## SHORT PROBLEM
Switch "code-line" to "source-line" in the data from its first line through the line with "code-line: if i%2==0: bbox=[46, 975, 111, 992]", keeping everything else identical. Output only those lines.

--- start of EXTRACTED DATA ---

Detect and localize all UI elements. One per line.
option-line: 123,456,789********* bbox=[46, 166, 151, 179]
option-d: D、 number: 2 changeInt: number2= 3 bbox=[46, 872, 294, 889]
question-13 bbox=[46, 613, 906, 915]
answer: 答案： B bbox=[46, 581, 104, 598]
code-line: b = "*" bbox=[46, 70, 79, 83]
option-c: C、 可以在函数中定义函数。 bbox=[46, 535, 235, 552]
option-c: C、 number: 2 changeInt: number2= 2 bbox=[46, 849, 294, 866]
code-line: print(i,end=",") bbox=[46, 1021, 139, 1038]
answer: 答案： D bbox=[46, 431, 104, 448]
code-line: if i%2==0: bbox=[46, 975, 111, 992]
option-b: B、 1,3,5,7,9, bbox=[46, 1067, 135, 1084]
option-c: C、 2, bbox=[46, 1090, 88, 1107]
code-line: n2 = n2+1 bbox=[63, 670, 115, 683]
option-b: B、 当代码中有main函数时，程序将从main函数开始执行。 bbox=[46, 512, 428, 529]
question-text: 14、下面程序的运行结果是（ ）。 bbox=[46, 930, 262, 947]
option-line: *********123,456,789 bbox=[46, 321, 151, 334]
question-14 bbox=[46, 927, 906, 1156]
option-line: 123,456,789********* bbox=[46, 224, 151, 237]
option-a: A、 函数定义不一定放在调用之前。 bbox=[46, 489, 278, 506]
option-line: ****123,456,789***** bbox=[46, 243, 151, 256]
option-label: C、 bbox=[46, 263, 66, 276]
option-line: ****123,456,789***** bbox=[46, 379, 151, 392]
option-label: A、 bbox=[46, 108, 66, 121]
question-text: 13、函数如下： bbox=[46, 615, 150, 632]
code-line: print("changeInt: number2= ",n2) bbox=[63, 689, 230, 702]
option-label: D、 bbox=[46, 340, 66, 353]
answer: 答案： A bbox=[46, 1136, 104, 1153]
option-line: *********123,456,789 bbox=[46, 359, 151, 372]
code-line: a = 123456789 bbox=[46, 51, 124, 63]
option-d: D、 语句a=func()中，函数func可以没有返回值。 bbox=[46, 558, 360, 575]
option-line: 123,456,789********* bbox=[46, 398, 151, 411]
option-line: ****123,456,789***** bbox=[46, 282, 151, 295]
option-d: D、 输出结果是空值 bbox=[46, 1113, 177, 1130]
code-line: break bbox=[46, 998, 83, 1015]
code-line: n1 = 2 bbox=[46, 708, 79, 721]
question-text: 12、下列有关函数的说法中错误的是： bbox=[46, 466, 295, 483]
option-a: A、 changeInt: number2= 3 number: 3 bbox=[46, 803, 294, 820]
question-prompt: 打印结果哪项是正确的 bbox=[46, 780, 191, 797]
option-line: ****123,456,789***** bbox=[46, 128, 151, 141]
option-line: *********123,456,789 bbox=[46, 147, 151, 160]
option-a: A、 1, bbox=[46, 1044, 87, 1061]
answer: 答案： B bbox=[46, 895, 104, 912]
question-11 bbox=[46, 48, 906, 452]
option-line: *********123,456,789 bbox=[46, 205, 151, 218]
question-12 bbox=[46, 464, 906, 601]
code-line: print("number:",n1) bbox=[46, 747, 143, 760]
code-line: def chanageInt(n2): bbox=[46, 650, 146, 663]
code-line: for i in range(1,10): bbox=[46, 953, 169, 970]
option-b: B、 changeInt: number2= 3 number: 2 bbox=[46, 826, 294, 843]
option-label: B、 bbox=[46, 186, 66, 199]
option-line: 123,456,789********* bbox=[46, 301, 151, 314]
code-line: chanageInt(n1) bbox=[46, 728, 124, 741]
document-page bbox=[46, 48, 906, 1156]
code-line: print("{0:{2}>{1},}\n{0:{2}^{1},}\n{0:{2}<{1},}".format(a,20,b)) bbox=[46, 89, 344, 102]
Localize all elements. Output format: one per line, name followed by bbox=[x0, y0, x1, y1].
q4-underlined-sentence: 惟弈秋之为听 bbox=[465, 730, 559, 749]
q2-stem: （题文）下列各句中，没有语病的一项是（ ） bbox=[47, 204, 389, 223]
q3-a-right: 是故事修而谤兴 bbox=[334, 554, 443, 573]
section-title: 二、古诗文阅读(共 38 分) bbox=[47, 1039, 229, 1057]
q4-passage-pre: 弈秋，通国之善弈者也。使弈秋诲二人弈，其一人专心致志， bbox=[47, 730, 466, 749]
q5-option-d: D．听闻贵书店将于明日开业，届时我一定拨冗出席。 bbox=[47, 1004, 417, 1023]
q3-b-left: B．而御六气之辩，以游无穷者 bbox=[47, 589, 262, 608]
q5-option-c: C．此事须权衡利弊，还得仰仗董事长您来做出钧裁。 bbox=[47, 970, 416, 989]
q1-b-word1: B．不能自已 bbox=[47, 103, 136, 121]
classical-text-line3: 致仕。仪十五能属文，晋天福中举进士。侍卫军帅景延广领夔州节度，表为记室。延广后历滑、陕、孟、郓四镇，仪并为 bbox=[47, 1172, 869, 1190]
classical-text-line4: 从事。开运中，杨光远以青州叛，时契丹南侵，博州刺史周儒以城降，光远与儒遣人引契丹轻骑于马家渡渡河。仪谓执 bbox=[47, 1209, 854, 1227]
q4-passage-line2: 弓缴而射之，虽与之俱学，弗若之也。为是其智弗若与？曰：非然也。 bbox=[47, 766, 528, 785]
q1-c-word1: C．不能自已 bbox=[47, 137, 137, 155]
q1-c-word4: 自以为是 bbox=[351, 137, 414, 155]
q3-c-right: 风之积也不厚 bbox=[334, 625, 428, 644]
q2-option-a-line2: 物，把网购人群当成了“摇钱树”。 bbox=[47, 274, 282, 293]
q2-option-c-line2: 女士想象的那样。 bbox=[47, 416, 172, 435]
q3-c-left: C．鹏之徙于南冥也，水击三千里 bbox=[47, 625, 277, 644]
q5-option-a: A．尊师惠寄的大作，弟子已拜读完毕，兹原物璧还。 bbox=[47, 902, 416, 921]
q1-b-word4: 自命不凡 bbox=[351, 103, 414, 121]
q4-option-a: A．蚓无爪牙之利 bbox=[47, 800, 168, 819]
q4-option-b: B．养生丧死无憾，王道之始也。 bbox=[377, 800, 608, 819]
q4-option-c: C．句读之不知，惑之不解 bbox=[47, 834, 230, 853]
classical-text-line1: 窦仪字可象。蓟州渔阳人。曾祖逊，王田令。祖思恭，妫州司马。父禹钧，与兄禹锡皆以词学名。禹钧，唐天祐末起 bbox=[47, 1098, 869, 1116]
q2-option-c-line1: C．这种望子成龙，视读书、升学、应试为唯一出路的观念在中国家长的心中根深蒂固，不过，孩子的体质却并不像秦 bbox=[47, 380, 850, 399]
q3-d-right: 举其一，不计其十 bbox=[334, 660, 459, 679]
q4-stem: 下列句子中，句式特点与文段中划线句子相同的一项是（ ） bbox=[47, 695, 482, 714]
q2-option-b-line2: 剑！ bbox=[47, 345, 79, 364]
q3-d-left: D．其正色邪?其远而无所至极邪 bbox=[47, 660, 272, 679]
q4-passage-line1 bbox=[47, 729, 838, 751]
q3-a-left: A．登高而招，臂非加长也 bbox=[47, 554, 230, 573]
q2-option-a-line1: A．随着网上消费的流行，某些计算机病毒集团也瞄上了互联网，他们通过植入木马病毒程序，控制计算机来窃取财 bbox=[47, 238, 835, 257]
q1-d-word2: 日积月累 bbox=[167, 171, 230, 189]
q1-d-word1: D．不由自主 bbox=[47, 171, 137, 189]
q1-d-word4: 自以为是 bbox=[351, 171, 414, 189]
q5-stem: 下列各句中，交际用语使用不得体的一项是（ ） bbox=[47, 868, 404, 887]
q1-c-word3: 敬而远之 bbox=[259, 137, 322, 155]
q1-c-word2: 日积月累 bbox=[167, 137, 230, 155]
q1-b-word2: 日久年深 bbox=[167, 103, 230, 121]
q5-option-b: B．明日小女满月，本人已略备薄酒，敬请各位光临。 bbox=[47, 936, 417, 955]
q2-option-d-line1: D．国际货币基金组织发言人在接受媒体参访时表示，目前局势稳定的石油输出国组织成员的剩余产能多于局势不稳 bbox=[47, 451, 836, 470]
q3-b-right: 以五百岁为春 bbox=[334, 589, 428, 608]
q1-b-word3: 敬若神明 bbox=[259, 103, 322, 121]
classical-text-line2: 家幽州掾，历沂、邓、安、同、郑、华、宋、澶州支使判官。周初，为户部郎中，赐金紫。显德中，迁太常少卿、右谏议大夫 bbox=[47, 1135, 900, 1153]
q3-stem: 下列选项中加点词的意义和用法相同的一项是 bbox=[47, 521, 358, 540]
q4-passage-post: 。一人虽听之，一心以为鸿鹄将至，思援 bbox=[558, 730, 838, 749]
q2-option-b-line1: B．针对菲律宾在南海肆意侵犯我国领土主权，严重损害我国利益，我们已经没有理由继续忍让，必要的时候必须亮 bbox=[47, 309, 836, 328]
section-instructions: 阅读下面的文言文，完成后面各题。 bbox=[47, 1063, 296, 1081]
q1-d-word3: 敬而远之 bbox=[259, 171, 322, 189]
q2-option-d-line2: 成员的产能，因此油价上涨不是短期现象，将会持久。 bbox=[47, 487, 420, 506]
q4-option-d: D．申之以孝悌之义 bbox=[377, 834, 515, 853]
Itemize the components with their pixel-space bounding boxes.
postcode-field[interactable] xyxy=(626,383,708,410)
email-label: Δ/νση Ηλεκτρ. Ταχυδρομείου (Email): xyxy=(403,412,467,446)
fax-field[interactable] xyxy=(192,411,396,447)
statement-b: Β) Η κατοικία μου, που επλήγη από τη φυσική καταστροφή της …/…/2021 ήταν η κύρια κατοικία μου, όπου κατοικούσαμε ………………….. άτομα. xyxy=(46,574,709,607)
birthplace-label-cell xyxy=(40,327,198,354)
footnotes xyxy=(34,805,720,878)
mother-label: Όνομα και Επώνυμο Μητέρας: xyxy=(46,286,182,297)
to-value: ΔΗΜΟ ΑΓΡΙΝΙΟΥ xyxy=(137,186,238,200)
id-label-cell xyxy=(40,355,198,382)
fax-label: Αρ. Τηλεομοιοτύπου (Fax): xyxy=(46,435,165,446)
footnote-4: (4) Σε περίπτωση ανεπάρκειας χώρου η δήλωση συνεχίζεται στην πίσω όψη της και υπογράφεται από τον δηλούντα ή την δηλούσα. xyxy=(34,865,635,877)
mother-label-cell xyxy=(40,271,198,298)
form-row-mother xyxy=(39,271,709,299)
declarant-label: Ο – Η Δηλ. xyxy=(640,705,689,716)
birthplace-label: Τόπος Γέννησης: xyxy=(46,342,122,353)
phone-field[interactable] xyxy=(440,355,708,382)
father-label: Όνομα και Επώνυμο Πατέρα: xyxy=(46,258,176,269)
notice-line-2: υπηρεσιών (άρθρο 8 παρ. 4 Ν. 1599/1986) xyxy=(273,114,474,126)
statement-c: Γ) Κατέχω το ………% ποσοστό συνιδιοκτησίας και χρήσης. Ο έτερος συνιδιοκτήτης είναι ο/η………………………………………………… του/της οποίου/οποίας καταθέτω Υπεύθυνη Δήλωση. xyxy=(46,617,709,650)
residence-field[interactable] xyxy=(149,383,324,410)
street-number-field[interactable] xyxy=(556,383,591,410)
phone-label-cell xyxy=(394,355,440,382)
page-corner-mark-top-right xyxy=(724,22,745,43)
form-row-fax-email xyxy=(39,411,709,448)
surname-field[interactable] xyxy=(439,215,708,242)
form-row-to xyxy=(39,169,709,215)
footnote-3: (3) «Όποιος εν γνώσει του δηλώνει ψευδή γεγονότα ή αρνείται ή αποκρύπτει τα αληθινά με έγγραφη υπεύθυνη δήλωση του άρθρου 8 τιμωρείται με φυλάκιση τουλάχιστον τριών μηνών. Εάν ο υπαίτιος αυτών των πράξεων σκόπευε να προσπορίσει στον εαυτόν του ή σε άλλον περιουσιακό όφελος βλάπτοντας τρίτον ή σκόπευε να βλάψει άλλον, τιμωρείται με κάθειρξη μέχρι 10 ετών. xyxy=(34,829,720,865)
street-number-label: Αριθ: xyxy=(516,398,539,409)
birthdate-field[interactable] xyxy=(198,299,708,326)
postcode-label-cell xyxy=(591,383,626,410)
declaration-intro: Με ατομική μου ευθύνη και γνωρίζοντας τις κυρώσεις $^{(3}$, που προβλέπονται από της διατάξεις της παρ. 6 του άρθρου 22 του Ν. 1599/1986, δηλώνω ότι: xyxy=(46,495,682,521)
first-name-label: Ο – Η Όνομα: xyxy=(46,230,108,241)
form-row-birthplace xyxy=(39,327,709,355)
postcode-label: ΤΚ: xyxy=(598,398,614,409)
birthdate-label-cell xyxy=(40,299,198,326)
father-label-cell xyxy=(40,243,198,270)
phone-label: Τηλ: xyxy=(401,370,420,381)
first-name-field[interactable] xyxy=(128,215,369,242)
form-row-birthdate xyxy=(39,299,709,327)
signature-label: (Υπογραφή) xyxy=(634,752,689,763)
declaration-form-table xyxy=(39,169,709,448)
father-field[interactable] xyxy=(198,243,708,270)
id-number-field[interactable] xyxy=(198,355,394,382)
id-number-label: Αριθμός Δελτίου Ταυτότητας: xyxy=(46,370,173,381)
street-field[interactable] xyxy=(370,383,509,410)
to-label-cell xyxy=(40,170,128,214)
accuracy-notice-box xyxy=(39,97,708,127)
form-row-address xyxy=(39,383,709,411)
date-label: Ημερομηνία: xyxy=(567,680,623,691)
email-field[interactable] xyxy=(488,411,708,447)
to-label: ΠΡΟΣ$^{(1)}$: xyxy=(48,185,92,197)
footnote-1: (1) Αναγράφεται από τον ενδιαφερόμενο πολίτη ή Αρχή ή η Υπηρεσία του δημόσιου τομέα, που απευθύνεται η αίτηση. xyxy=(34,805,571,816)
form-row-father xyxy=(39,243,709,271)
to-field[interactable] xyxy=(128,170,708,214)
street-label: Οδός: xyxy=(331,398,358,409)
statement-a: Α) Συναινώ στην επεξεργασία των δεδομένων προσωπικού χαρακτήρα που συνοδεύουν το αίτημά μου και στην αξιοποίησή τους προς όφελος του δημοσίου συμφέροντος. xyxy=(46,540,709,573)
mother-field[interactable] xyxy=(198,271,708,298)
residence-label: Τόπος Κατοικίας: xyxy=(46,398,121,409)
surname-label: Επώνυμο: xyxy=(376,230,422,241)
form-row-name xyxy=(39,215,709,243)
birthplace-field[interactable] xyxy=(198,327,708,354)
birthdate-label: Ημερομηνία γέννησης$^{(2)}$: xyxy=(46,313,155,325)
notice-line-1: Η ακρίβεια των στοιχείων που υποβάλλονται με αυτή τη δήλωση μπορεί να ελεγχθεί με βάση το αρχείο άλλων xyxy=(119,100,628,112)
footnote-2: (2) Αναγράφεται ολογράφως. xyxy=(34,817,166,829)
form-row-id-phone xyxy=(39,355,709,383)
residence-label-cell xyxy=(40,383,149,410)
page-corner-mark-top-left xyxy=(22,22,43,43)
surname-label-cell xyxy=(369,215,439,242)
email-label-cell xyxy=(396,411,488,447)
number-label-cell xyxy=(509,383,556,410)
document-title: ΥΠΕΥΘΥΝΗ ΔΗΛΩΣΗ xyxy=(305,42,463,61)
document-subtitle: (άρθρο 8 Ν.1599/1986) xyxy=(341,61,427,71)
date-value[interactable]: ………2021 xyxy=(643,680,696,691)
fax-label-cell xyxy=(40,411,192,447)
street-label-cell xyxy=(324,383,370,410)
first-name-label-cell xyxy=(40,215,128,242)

--- end of EXTRACTED DATA ---

## SOLUTION
Detect and localize all UI elements. One per line.
option-line: 123,456,789********* bbox=[46, 166, 151, 179]
option-d: D、 number: 2 changeInt: number2= 3 bbox=[46, 872, 294, 889]
question-13 bbox=[46, 613, 906, 915]
answer: 答案： B bbox=[46, 581, 104, 598]
source-line: b = "*" bbox=[46, 70, 79, 83]
option-c: C、 可以在函数中定义函数。 bbox=[46, 535, 235, 552]
option-c: C、 number: 2 changeInt: number2= 2 bbox=[46, 849, 294, 866]
source-line: print(i,end=",") bbox=[46, 1021, 139, 1038]
answer: 答案： D bbox=[46, 431, 104, 448]
source-line: if i%2==0: bbox=[46, 975, 111, 992]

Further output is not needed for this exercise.